Your task is to transcribe the data in full.
==== MATERIALS PROVIDED ====
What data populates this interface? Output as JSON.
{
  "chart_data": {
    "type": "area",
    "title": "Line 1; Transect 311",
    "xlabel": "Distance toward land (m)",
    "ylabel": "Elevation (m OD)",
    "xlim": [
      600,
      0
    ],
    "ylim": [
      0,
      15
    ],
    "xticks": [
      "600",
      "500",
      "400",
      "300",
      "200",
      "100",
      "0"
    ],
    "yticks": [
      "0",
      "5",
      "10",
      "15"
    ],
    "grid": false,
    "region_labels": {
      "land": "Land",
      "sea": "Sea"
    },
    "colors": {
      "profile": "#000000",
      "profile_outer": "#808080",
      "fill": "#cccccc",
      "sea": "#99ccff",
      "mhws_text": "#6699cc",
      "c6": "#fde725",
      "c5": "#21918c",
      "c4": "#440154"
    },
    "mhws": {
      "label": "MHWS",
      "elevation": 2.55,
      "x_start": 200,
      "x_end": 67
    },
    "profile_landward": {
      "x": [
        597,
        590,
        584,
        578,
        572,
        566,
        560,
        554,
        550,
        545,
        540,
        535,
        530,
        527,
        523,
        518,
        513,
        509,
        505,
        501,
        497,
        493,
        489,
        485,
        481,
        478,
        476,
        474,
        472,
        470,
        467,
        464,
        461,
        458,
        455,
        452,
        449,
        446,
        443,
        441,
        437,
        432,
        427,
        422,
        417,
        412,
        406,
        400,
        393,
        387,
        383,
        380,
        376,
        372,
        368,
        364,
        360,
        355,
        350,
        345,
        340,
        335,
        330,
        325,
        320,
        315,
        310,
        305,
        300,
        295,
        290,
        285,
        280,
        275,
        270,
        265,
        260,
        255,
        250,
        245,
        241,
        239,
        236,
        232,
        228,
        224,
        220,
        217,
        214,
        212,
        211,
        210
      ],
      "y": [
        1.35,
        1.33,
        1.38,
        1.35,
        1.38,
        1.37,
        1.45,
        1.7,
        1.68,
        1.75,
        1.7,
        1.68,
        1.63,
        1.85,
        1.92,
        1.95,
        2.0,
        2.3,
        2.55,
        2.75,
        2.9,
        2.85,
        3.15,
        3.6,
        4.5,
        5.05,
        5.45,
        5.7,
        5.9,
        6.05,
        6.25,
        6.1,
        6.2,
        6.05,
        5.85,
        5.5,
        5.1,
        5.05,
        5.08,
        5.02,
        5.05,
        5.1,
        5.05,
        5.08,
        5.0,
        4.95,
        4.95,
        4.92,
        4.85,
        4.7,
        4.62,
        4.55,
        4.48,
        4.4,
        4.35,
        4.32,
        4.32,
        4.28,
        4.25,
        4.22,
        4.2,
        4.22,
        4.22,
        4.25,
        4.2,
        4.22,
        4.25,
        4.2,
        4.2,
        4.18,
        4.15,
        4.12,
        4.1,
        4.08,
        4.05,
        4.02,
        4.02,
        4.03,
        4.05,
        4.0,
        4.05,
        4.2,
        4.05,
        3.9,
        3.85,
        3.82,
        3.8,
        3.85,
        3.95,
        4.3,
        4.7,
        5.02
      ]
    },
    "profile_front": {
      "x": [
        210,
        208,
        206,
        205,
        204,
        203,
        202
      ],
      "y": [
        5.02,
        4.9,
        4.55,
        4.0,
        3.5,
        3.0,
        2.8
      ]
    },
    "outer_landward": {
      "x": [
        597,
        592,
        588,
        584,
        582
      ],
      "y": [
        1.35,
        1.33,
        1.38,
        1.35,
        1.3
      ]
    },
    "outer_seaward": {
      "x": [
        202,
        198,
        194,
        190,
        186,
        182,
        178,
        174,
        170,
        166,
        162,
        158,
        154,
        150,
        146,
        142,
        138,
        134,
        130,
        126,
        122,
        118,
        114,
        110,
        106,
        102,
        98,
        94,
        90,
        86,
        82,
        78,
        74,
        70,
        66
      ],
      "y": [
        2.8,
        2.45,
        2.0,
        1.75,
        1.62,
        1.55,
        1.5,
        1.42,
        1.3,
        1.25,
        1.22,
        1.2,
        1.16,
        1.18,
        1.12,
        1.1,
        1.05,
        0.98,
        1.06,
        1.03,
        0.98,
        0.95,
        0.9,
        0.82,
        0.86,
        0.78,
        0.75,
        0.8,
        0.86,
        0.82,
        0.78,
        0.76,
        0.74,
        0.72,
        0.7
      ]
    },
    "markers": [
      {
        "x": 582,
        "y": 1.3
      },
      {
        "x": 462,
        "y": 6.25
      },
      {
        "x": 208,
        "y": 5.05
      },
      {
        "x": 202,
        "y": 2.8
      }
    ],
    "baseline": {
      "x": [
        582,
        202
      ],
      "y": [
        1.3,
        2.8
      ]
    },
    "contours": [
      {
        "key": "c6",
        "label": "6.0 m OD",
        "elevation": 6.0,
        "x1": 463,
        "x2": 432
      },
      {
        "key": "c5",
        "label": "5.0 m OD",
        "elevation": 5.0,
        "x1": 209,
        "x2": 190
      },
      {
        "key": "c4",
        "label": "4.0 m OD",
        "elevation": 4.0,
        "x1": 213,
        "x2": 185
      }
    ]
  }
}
====
**COMPLETED EXERCISE:**
What data populates this interface? Output as JSON.
{
  "chart_data": {
    "type": "area",
    "title": "Line 1; Transect 311",
    "xlabel": "Distance toward land (m)",
    "ylabel": "Elevation (m OD)",
    "xlim": [
      600,
      0
    ],
    "ylim": [
      0,
      15
    ],
    "xticks": [
      "600",
      "500",
      "400",
      "300",
      "200",
      "100",
      "0"
    ],
    "yticks": [
      "0",
      "5",
      "10",
      "15"
    ],
    "grid": false,
    "region_labels": {
      "land": "Land",
      "sea": "Sea"
    },
    "colors": {
      "profile": "#000000",
      "profile_outer": "#808080",
      "fill": "#cccccc",
      "sea": "#99ccff",
      "mhws_text": "#6699cc",
      "c6": "#fde725",
      "c5": "#21918c",
      "c4": "#440154"
    },
    "mhws": {
      "label": "MHWS",
      "elevation": 2.55,
      "x_start": 200,
      "x_end": 67
    },
    "profile_landward": {
      "x": [
        597,
        590,
        584,
        578,
        572,
        566,
        560,
        554,
        550,
        545,
        540,
        535,
        530,
        527,
        523,
        518,
        513,
        509,
        505,
        501,
        497,
        493,
        489,
        485,
        481,
        478,
        476,
        474,
        472,
        470,
        467,
        464,
        461,
        458,
        455,
        452,
        449,
        446,
        443,
        441,
        437,
        432,
        427,
        422,
        417,
        412,
        406,
        400,
        393,
        387,
        383,
        380,
        376,
        372,
        368,
        364,
        360,
        355,
        350,
        345,
        340,
        335,
        330,
        325,
        320,
        315,
        310,
        305,
        300,
        295,
        290,
        285,
        280,
        275,
        270,
        265,
        260,
        255,
        250,
        245,
        241,
        239,
        236,
        232,
        228,
        224,
        220,
        217,
        214,
        212,
        211,
        210
      ],
      "y": [
        1.35,
        1.33,
        1.38,
        1.35,
        1.38,
        1.37,
        1.45,
        1.7,
        1.68,
        1.75,
        1.7,
        1.68,
        1.63,
        1.85,
        1.92,
        1.95,
        2.0,
        2.3,
        2.55,
        2.75,
        2.9,
        2.85,
        3.15,
        3.6,
        4.5,
        5.05,
        5.45,
        5.7,
        5.9,
        6.05,
        6.25,
        6.1,
        6.2,
        6.05,
        5.85,
        5.5,
        5.1,
        5.05,
        5.08,
        5.02,
        5.05,
        5.1,
        5.05,
        5.08,
        5.0,
        4.95,
        4.95,
        4.92,
        4.85,
        4.7,
        4.62,
        4.55,
        4.48,
        4.4,
        4.35,
        4.32,
        4.32,
        4.28,
        4.25,
        4.22,
        4.2,
        4.22,
        4.22,
        4.25,
        4.2,
        4.22,
        4.25,
        4.2,
        4.2,
        4.18,
        4.15,
        4.12,
        4.1,
        4.08,
        4.05,
        4.02,
        4.02,
        4.03,
        4.05,
        4.0,
        4.05,
        4.2,
        4.05,
        3.9,
        3.85,
        3.82,
        3.8,
        3.85,
        3.95,
        4.3,
        4.7,
        5.02
      ]
    },
    "profile_front": {
      "x": [
        210,
        208,
        206,
        205,
        204,
        203,
        202
      ],
      "y": [
        5.02,
        4.9,
        4.55,
        4.0,
        3.5,
        3.0,
        2.8
      ]
    },
    "outer_landward": {
      "x": [
        597,
        592,
        588,
        584,
        582
      ],
      "y": [
        1.35,
        1.33,
        1.38,
        1.35,
        1.3
      ]
    },
    "outer_seaward": {
      "x": [
        202,
        198,
        194,
        190,
        186,
        182,
        178,
        174,
        170,
        166,
        162,
        158,
        154,
        150,
        146,
        142,
        138,
        134,
        130,
        126,
        122,
        118,
        114,
        110,
        106,
        102,
        98,
        94,
        90,
        86,
        82,
        78,
        74,
        70,
        66
      ],
      "y": [
        2.8,
        2.45,
        2.0,
        1.75,
        1.62,
        1.55,
        1.5,
        1.42,
        1.3,
        1.25,
        1.22,
        1.2,
        1.16,
        1.18,
        1.12,
        1.1,
        1.05,
        0.98,
        1.06,
        1.03,
        0.98,
        0.95,
        0.9,
        0.82,
        0.86,
        0.78,
        0.75,
        0.8,
        0.86,
        0.82,
        0.78,
        0.76,
        0.74,
        0.72,
        0.7
      ]
    },
    "markers": [
      {
        "x": 582,
        "y": 1.3
      },
      {
        "x": 462,
        "y": 6.25
      },
      {
        "x": 208,
        "y": 5.05
      },
      {
        "x": 202,
        "y": 2.8
      }
    ],
    "baseline": {
      "x": [
        582,
        202
      ],
      "y": [
        1.3,
        2.8
      ]
    },
    "contours": [
      {
        "key": "c6",
        "label": "6.0 m OD",
        "elevation": 6.0,
        "x1": 463,
        "x2": 432
      },
      {
        "key": "c5",
        "label": "5.0 m OD",
        "elevation": 5.0,
        "x1": 209,
        "x2": 190
      },
      {
        "key": "c4",
        "label": "4.0 m OD",
        "elevation": 4.0,
        "x1": 213,
        "x2": 185
      }
    ]
  }
}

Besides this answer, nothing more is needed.